> _Description of the task_: Your job is to retype all of the data word for word, leaving every image out.

> _Exercise input_:
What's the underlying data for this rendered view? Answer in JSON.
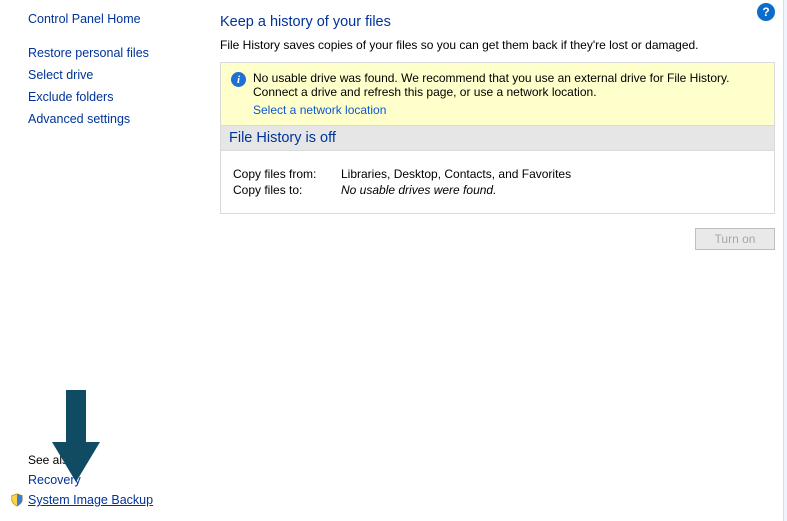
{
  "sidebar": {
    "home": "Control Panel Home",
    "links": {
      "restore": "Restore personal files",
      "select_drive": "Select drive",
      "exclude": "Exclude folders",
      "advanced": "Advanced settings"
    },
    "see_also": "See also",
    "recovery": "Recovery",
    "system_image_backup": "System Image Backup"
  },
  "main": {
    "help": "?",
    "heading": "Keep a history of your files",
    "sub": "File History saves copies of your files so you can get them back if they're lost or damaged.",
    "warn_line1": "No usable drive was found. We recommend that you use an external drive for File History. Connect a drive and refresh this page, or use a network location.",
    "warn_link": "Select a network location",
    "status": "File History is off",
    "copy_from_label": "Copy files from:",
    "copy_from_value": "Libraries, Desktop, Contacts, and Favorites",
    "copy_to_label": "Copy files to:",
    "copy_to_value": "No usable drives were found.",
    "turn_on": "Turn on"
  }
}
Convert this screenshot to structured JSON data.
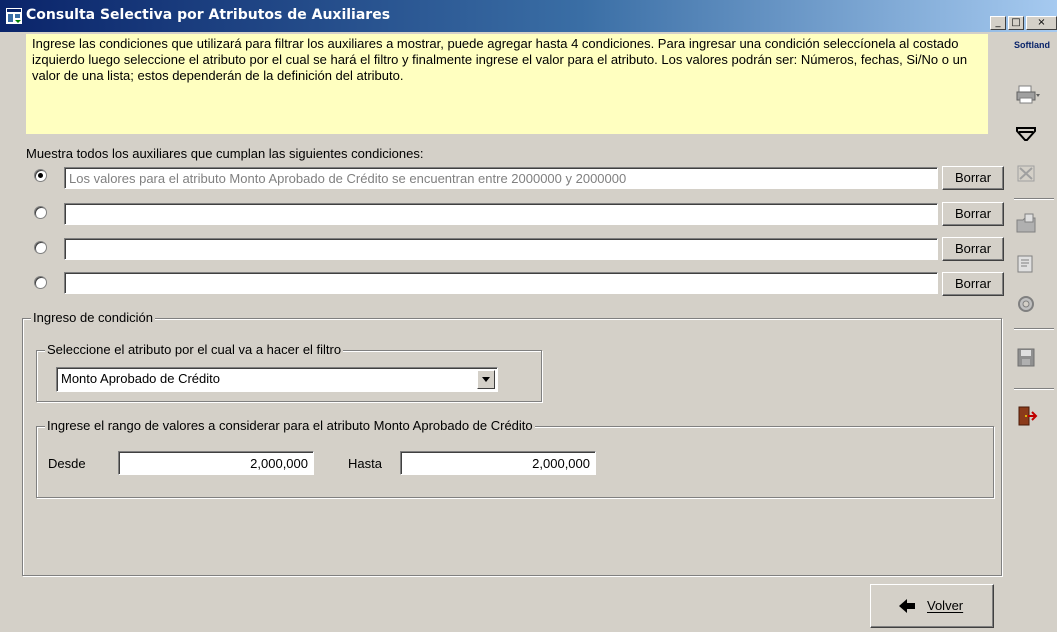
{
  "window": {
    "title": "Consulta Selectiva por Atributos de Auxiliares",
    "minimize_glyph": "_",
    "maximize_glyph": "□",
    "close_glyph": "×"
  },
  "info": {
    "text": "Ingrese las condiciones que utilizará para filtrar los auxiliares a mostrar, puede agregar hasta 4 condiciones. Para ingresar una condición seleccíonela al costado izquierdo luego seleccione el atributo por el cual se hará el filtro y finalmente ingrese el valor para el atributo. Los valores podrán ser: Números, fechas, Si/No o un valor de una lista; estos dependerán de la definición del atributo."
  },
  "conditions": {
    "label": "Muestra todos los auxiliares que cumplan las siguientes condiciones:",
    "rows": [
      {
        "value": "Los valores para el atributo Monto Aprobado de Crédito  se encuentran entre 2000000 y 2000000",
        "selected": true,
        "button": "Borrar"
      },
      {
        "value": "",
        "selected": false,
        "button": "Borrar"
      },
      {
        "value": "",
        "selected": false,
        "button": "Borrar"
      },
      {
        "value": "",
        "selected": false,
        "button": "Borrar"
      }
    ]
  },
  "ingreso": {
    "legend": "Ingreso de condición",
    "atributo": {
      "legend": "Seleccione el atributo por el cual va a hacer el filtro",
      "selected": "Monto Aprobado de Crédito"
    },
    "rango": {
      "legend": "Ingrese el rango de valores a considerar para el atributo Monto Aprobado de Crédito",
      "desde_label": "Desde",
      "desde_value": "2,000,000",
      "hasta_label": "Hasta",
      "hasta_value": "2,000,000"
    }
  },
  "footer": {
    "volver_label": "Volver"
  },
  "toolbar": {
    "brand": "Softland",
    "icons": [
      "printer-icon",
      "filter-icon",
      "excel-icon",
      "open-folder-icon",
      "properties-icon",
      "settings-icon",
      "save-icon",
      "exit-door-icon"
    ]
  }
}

> _Full answer_:
What's the underlying data for this rendered view? Answer in JSON.
{
  "sidebar": {
    "home": "Control Panel Home",
    "links": {
      "restore": "Restore personal files",
      "select_drive": "Select drive",
      "exclude": "Exclude folders",
      "advanced": "Advanced settings"
    },
    "see_also": "See also",
    "recovery": "Recovery",
    "system_image_backup": "System Image Backup"
  },
  "main": {
    "help": "?",
    "heading": "Keep a history of your files",
    "sub": "File History saves copies of your files so you can get them back if they're lost or damaged.",
    "warn_line1": "No usable drive was found. We recommend that you use an external drive for File History. Connect a drive and refresh this page, or use a network location.",
    "warn_link": "Select a network location",
    "status": "File History is off",
    "copy_from_label": "Copy files from:",
    "copy_from_value": "Libraries, Desktop, Contacts, and Favorites",
    "copy_to_label": "Copy files to:",
    "copy_to_value": "No usable drives were found.",
    "turn_on": "Turn on"
  }
}
Convert this screenshot to structured JSON data.
{
  "window": {
    "title": "Consulta Selectiva por Atributos de Auxiliares",
    "minimize_glyph": "_",
    "maximize_glyph": "□",
    "close_glyph": "×"
  },
  "info": {
    "text": "Ingrese las condiciones que utilizará para filtrar los auxiliares a mostrar, puede agregar hasta 4 condiciones. Para ingresar una condición seleccíonela al costado izquierdo luego seleccione el atributo por el cual se hará el filtro y finalmente ingrese el valor para el atributo. Los valores podrán ser: Números, fechas, Si/No o un valor de una lista; estos dependerán de la definición del atributo."
  },
  "conditions": {
    "label": "Muestra todos los auxiliares que cumplan las siguientes condiciones:",
    "rows": [
      {
        "value": "Los valores para el atributo Monto Aprobado de Crédito  se encuentran entre 2000000 y 2000000",
        "selected": true,
        "button": "Borrar"
      },
      {
        "value": "",
        "selected": false,
        "button": "Borrar"
      },
      {
        "value": "",
        "selected": false,
        "button": "Borrar"
      },
      {
        "value": "",
        "selected": false,
        "button": "Borrar"
      }
    ]
  },
  "ingreso": {
    "legend": "Ingreso de condición",
    "atributo": {
      "legend": "Seleccione el atributo por el cual va a hacer el filtro",
      "selected": "Monto Aprobado de Crédito"
    },
    "rango": {
      "legend": "Ingrese el rango de valores a considerar para el atributo Monto Aprobado de Crédito",
      "desde_label": "Desde",
      "desde_value": "2,000,000",
      "hasta_label": "Hasta",
      "hasta_value": "2,000,000"
    }
  },
  "footer": {
    "volver_label": "Volver"
  },
  "toolbar": {
    "brand": "Softland",
    "icons": [
      "printer-icon",
      "filter-icon",
      "excel-icon",
      "open-folder-icon",
      "properties-icon",
      "settings-icon",
      "save-icon",
      "exit-door-icon"
    ]
  }
}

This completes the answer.